▸ EXTRACTED TEXT

--------------------

Neuma White Paper:
Integrated Tools Enhance Distributed Development
When I look at the prospect of a distributed development effort, it scares me. So much depends on having the right people, good communicators, in the right places. So much depends on merging of cultures successfully. But more and more distributed development is taking place.
So how do you increase your chances for success? I'd like to focus on four key areas.
- Process and Management
- Communication and meetings
- Reviews and Approvals
- Tools and Data Repository
Why only these areas? Because I feel the rest of it is not a whole lot different than for a single site. Ideally, the goal should be to make these four areas behave as if the distributed development were being done in a single site.
Process and Management
Management deals with process. For certain, having managers which are not territorial and can communicate easily is a key. But having effective, well-defined processes is even more so. Good management happens when good processes are defined and followed. The difference between a poor and a great manager is far less when there are good processes and good tools to support them.
Processes may be tailored to time zone differences, but they should generally be "universal" - that is, they should apply across all sites involved in the development. Universal processes make management easier.
Ideally, your process will work equally well for a single site as for distributed development. A good tool will help you to support and enforce your process. If your process is defined by repository data, you should be able to update your process at all sites at the same time through a normal data update transaction, depending on the type of repository solution you have in mind.
Communication and Meetings
Communication across distance is essential - even if its just to put a voice to a name. If you're doing distributed development these days, for sure you will want some video-conferencing capability, even if it's just from your desktop. Putting a face to a name is better than just a voice. It's important to hear someone's tone. But watching someone's reaction is also a huge part of communcation. If you don't believe me, ask your spouse. For this reason, I'm really surprised video phones never caught on - maybe after the VOIP revolution.
Good telecommunications tools are a big help, but your repository and process tools can also help immensely with communication. If all of your data and your processes are defined through your tools, your communications and meetings can focus on non-compliances and variations. Reports and status information is available before the formal communication begins. Watch your tool selection carefully - it should be the hub of your communications. Track meetings, or store the video and/or messenger clips directly in your tool. Being absent from a meeting is a lot worse across distance, so do all you can to let your participants timeshift their participation.
Reviews and Approvals
Reviews and approvals are a special form of communication. Especially where there is a significant time zone shift, your tools must provide help here. To-do lists, electronic approval, document repositories and change-package based code reviews help to ensure that a review can be done as necessary - even without holding a meeting. Written reviews are always recommended - they are more objective, leave an audit trail, and provide a checklist for post review actions. Even better, they work well within a distributed development constraint. When a change-package based delta can be generated from your CM tool, a single change identifier can be used to identify the code review task. Code reviews can be done on-line by anyone at any time.
Good tools should not eliminate oral communication. Some things will always have to be discussed, even if its just to clear up the mis-interpretations read into the tone of a less objective review. Significant issues, or issues that go back and forth a few times, should be resolved through a meeting or tele-conference.
Tools and Data Repository
Tools interact with the data repository (or repositories). Looking at the previous three areas, it is clear that tools play a critical role in distributed development. The key, from my perspective, is ensuring that all sites, and the tools at each site, have access to all of the data, not just a portion. Data, along with good tools, is the key to making good decisions. (OK, good judgement and experience may play a part as well.)

--------------------

▸ EXCERPTED RECORDS
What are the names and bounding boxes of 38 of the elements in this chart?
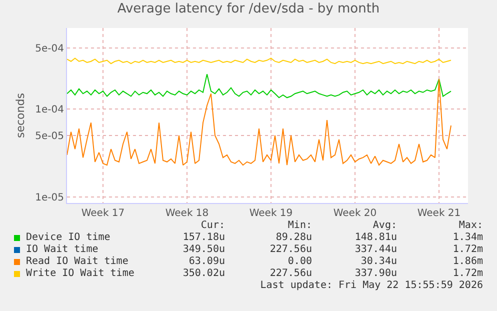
text: Cur: (200, 220, 225, 232)
text: 0.00 (288, 256, 312, 268)
text: 1.72m (452, 268, 483, 280)
line-series (67, 74, 452, 98)
text: 337.90u (354, 268, 397, 280)
text: 227.56u (270, 268, 312, 280)
chart-title: Average latency for /dev/sda - by month (117, 1, 380, 16)
text: 157.18u (182, 232, 225, 244)
text: 349.50u (182, 244, 225, 256)
x-tick-label: Week 21 (417, 208, 461, 219)
text: 350.02u (182, 268, 225, 280)
y-tick-label: 1e-04 (35, 104, 64, 116)
x-tick-label: Week 19 (249, 208, 293, 219)
y-axis-title: seconds (14, 92, 27, 138)
text: 89.28u (276, 232, 312, 244)
x-tick-label: Week 17 (81, 208, 125, 219)
legend-label: Write IO Wait time (26, 268, 134, 280)
legend-label: IO Wait time (26, 244, 98, 256)
text: Avg: (372, 220, 397, 232)
text: Min: (288, 220, 312, 232)
text: 337.44u (354, 244, 397, 256)
legend-label: Device IO time (26, 232, 110, 244)
y-tick-label: 1e-05 (35, 192, 64, 204)
text: 1.86m (452, 256, 483, 268)
line-series (67, 78, 452, 166)
text: 1.72m (452, 244, 483, 256)
text: 227.56u (270, 244, 312, 256)
x-tick-label: Week 20 (333, 208, 377, 219)
y-tick-label: 5e-05 (35, 130, 64, 142)
text: 1.34m (452, 232, 483, 244)
x-tick-label: Week 18 (165, 208, 209, 219)
text: 63.09u (188, 256, 225, 268)
text: 30.34u (360, 256, 397, 268)
legend-label: Read IO Wait time (26, 256, 128, 268)
text: Max: (458, 220, 483, 232)
y-tick-label: 5e-04 (35, 43, 64, 54)
text: Last update: Fri May 22 15:55:59 2026 (260, 280, 483, 292)
text: 148.81u (354, 232, 397, 244)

--------------------

▸ AIM
Rewrite the paragraph of the white paper on distributed development that begins "Reviews and approvals are a special form of communication" as a bulleted list, keeping its main facts. Work only from the white paper on distributed development, not from the entries.

▸ THE REPLY
- Reviews and approvals are a special form of communication.
- Tools must help with them, especially across a significant time zone shift.
- To-do lists, electronic approval, document repositories and change-package based code reviews let a review be done as needed, even without a meeting.
- Written reviews are always recommended. They are more objective, leave an audit trail, provide a checklist for post-review actions and work well for distributed development.
- When the CM tool can generate a change-package based delta, a single change identifier can identify the code review task.
- Code reviews can be done online by anyone at any time.